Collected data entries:
════════════════════

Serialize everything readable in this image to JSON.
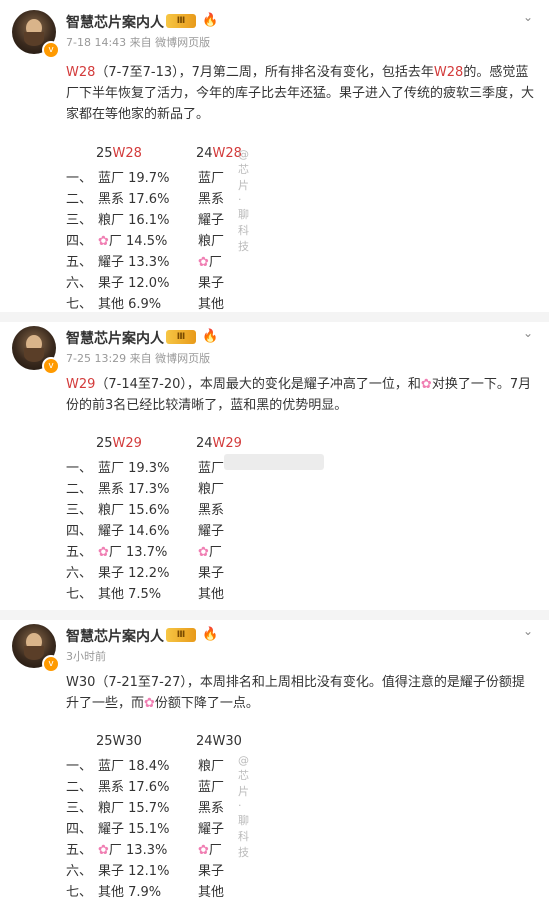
{
  "posts": [
    {
      "username": "智慧芯片案内人",
      "vip_label": "Ⅲ",
      "meta": "7-18 14:43  来自 微博网页版",
      "text_parts": [
        "W28",
        "（7-7至7-13），7月第二周，所有排名没有变化，包括去年",
        "W28",
        "的。感觉蓝厂下半年恢复了活力，今年的库子比去年还猛。果子进入了传统的疲软三季度，大家都在等他家的新品了。"
      ],
      "header_cur_prefix": "25",
      "header_cur_week": "W28",
      "header_prev_prefix": "24",
      "header_prev_week": "W28",
      "watermark": "@ 芯片·聊科技",
      "rows": [
        {
          "idx": "一、",
          "cur": "蓝厂 19.7%",
          "prev": "蓝厂"
        },
        {
          "idx": "二、",
          "cur": "黑系 17.6%",
          "prev": "黑系"
        },
        {
          "idx": "三、",
          "cur": "粮厂 16.1%",
          "prev": "耀子"
        },
        {
          "idx": "四、",
          "cur": "厂 14.5%",
          "cur_flower": true,
          "prev": "粮厂"
        },
        {
          "idx": "五、",
          "cur": "耀子 13.3%",
          "prev": "厂",
          "prev_flower": true
        },
        {
          "idx": "六、",
          "cur": "果子  12.0%",
          "prev": "果子"
        },
        {
          "idx": "七、",
          "cur": "其他  6.9%",
          "prev": "其他"
        }
      ]
    },
    {
      "username": "智慧芯片案内人",
      "vip_label": "Ⅲ",
      "meta": "7-25 13:29  来自 微博网页版",
      "text_parts": [
        "W29",
        "（7-14至7-20），本周最大的变化是耀子冲高了一位，和",
        "对换了一下。7月份的前3名已经比较清晰了，蓝和黑的优势明显。"
      ],
      "header_cur_prefix": "25",
      "header_cur_week": "W29",
      "header_prev_prefix": "24",
      "header_prev_week": "W29",
      "rows": [
        {
          "idx": "一、",
          "cur": "蓝厂 19.3%",
          "prev": "蓝厂"
        },
        {
          "idx": "二、",
          "cur": "黑系 17.3%",
          "prev": "粮厂"
        },
        {
          "idx": "三、",
          "cur": "粮厂 15.6%",
          "prev": "黑系"
        },
        {
          "idx": "四、",
          "cur": "耀子 14.6%",
          "prev": "耀子"
        },
        {
          "idx": "五、",
          "cur": "厂 13.7%",
          "cur_flower": true,
          "prev": "厂",
          "prev_flower": true
        },
        {
          "idx": "六、",
          "cur": "果子  12.2%",
          "prev": "果子"
        },
        {
          "idx": "七、",
          "cur": "其他  7.5%",
          "prev": "其他"
        }
      ]
    },
    {
      "username": "智慧芯片案内人",
      "vip_label": "Ⅲ",
      "meta": "3小时前",
      "text_parts": [
        "W30（7-21至7-27），本周排名和上周相比没有变化。值得注意的是耀子份额提升了一些，而",
        "份额下降了一点。"
      ],
      "header_cur": "25W30",
      "header_prev": "24W30",
      "watermark": "@ 芯片·聊科技",
      "rows": [
        {
          "idx": "一、",
          "cur": "蓝厂 18.4%",
          "prev": "粮厂"
        },
        {
          "idx": "二、",
          "cur": "黑系 17.6%",
          "prev": "蓝厂"
        },
        {
          "idx": "三、",
          "cur": "粮厂 15.7%",
          "prev": "黑系"
        },
        {
          "idx": "四、",
          "cur": "耀子 15.1%",
          "prev": "耀子"
        },
        {
          "idx": "五、",
          "cur": "厂 13.3%",
          "cur_flower": true,
          "prev": "厂",
          "prev_flower": true
        },
        {
          "idx": "六、",
          "cur": "果子  12.1%",
          "prev": "果子"
        },
        {
          "idx": "七、",
          "cur": "其他  7.9%",
          "prev": "其他"
        }
      ]
    }
  ],
  "icons": {
    "flower": "flower-icon",
    "fire": "fire-icon",
    "chevron": "chevron-down-icon",
    "verify": "verified-badge-icon"
  },
  "colors": {
    "highlight": "#d33b3b",
    "flower": "#f07fb3",
    "vip": "#f6c644"
  }
}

════════════════════

-- YOUR OBJECTIVE --
Copy each line exactly, and leave the pictures out of your copy.

-- REPLY --
Serialize everything readable in this image to JSON.
{
  "posts": [
    {
      "username": "智慧芯片案内人",
      "vip_label": "Ⅲ",
      "meta": "7-18 14:43  来自 微博网页版",
      "text_parts": [
        "W28",
        "（7-7至7-13），7月第二周，所有排名没有变化，包括去年",
        "W28",
        "的。感觉蓝厂下半年恢复了活力，今年的库子比去年还猛。果子进入了传统的疲软三季度，大家都在等他家的新品了。"
      ],
      "header_cur_prefix": "25",
      "header_cur_week": "W28",
      "header_prev_prefix": "24",
      "header_prev_week": "W28",
      "watermark": "@ 芯片·聊科技",
      "rows": [
        {
          "idx": "一、",
          "cur": "蓝厂 19.7%",
          "prev": "蓝厂"
        },
        {
          "idx": "二、",
          "cur": "黑系 17.6%",
          "prev": "黑系"
        },
        {
          "idx": "三、",
          "cur": "粮厂 16.1%",
          "prev": "耀子"
        },
        {
          "idx": "四、",
          "cur": "厂 14.5%",
          "cur_flower": true,
          "prev": "粮厂"
        },
        {
          "idx": "五、",
          "cur": "耀子 13.3%",
          "prev": "厂",
          "prev_flower": true
        },
        {
          "idx": "六、",
          "cur": "果子  12.0%",
          "prev": "果子"
        },
        {
          "idx": "七、",
          "cur": "其他  6.9%",
          "prev": "其他"
        }
      ]
    },
    {
      "username": "智慧芯片案内人",
      "vip_label": "Ⅲ",
      "meta": "7-25 13:29  来自 微博网页版",
      "text_parts": [
        "W29",
        "（7-14至7-20），本周最大的变化是耀子冲高了一位，和",
        "对换了一下。7月份的前3名已经比较清晰了，蓝和黑的优势明显。"
      ],
      "header_cur_prefix": "25",
      "header_cur_week": "W29",
      "header_prev_prefix": "24",
      "header_prev_week": "W29",
      "rows": [
        {
          "idx": "一、",
          "cur": "蓝厂 19.3%",
          "prev": "蓝厂"
        },
        {
          "idx": "二、",
          "cur": "黑系 17.3%",
          "prev": "粮厂"
        },
        {
          "idx": "三、",
          "cur": "粮厂 15.6%",
          "prev": "黑系"
        },
        {
          "idx": "四、",
          "cur": "耀子 14.6%",
          "prev": "耀子"
        },
        {
          "idx": "五、",
          "cur": "厂 13.7%",
          "cur_flower": true,
          "prev": "厂",
          "prev_flower": true
        },
        {
          "idx": "六、",
          "cur": "果子  12.2%",
          "prev": "果子"
        },
        {
          "idx": "七、",
          "cur": "其他  7.5%",
          "prev": "其他"
        }
      ]
    },
    {
      "username": "智慧芯片案内人",
      "vip_label": "Ⅲ",
      "meta": "3小时前",
      "text_parts": [
        "W30（7-21至7-27），本周排名和上周相比没有变化。值得注意的是耀子份额提升了一些，而",
        "份额下降了一点。"
      ],
      "header_cur": "25W30",
      "header_prev": "24W30",
      "watermark": "@ 芯片·聊科技",
      "rows": [
        {
          "idx": "一、",
          "cur": "蓝厂 18.4%",
          "prev": "粮厂"
        },
        {
          "idx": "二、",
          "cur": "黑系 17.6%",
          "prev": "蓝厂"
        },
        {
          "idx": "三、",
          "cur": "粮厂 15.7%",
          "prev": "黑系"
        },
        {
          "idx": "四、",
          "cur": "耀子 15.1%",
          "prev": "耀子"
        },
        {
          "idx": "五、",
          "cur": "厂 13.3%",
          "cur_flower": true,
          "prev": "厂",
          "prev_flower": true
        },
        {
          "idx": "六、",
          "cur": "果子  12.1%",
          "prev": "果子"
        },
        {
          "idx": "七、",
          "cur": "其他  7.9%",
          "prev": "其他"
        }
      ]
    }
  ],
  "icons": {
    "flower": "flower-icon",
    "fire": "fire-icon",
    "chevron": "chevron-down-icon",
    "verify": "verified-badge-icon"
  },
  "colors": {
    "highlight": "#d33b3b",
    "flower": "#f07fb3",
    "vip": "#f6c644"
  }
}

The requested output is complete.